◆ Given exercise ◆
Look through the lines and report how many include the word "name", giving nothing but the number.
---------------
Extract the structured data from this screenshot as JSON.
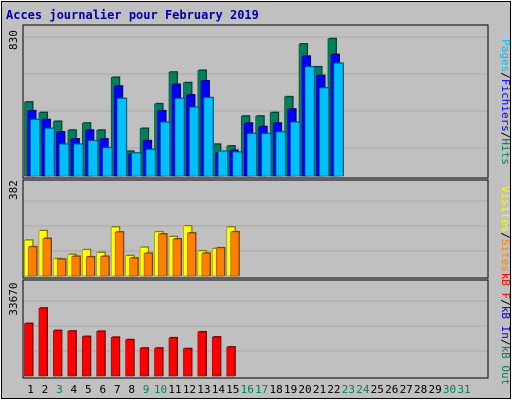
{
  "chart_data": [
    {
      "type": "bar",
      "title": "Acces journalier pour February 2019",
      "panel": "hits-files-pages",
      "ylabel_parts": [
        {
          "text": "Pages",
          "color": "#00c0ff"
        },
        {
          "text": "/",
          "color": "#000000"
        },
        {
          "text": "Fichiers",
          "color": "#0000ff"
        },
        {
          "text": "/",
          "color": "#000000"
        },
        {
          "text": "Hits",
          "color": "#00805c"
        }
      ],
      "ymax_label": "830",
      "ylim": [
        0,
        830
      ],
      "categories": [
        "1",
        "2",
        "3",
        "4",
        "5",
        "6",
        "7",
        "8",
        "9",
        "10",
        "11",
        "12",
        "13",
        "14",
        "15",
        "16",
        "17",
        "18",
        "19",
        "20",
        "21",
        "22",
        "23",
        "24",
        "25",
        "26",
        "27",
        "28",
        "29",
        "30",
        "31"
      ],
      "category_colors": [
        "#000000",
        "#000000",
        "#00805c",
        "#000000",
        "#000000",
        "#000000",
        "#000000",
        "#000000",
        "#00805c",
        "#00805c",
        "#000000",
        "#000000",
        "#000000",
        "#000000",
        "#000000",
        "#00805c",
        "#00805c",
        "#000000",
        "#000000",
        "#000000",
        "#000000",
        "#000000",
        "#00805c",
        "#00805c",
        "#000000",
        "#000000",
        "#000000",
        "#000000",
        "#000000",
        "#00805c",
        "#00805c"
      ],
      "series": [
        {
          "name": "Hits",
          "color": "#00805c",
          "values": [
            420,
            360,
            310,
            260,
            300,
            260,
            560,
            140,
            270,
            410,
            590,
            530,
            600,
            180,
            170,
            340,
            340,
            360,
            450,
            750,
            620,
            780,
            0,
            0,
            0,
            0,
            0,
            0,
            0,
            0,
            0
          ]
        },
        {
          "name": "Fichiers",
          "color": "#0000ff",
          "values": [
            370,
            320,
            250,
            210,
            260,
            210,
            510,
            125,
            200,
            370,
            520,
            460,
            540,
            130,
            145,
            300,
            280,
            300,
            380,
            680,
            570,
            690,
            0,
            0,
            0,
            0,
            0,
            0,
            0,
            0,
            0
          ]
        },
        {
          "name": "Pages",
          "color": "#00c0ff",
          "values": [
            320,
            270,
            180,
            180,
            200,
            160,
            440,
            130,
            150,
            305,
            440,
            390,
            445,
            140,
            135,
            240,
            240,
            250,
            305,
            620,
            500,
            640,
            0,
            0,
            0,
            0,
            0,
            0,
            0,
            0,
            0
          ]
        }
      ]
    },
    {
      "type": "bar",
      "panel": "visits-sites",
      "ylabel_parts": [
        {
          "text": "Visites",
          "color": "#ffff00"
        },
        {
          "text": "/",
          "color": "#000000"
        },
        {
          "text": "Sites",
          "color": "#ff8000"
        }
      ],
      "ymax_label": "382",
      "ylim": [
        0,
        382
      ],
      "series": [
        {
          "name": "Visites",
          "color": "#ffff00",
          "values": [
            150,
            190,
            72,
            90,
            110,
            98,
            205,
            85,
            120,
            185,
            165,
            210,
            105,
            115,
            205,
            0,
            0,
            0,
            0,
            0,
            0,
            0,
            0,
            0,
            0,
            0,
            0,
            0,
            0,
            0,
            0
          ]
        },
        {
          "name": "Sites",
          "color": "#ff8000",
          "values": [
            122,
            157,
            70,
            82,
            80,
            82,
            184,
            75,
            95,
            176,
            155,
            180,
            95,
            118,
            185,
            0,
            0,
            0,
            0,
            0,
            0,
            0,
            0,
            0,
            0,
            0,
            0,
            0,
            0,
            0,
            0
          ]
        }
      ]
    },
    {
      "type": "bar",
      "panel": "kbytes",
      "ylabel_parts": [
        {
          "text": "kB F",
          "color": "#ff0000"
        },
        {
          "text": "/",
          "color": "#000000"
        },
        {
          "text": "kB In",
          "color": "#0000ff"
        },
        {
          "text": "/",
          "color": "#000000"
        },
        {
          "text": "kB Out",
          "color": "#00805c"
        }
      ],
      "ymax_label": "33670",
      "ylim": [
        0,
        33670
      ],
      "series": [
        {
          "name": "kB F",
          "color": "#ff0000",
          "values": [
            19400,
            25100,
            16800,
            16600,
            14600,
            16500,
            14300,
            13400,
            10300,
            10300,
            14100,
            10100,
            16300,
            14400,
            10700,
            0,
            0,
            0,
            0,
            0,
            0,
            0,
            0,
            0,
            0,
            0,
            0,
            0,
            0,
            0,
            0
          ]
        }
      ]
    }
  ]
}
---------------
◆ Reply to the task ◆
6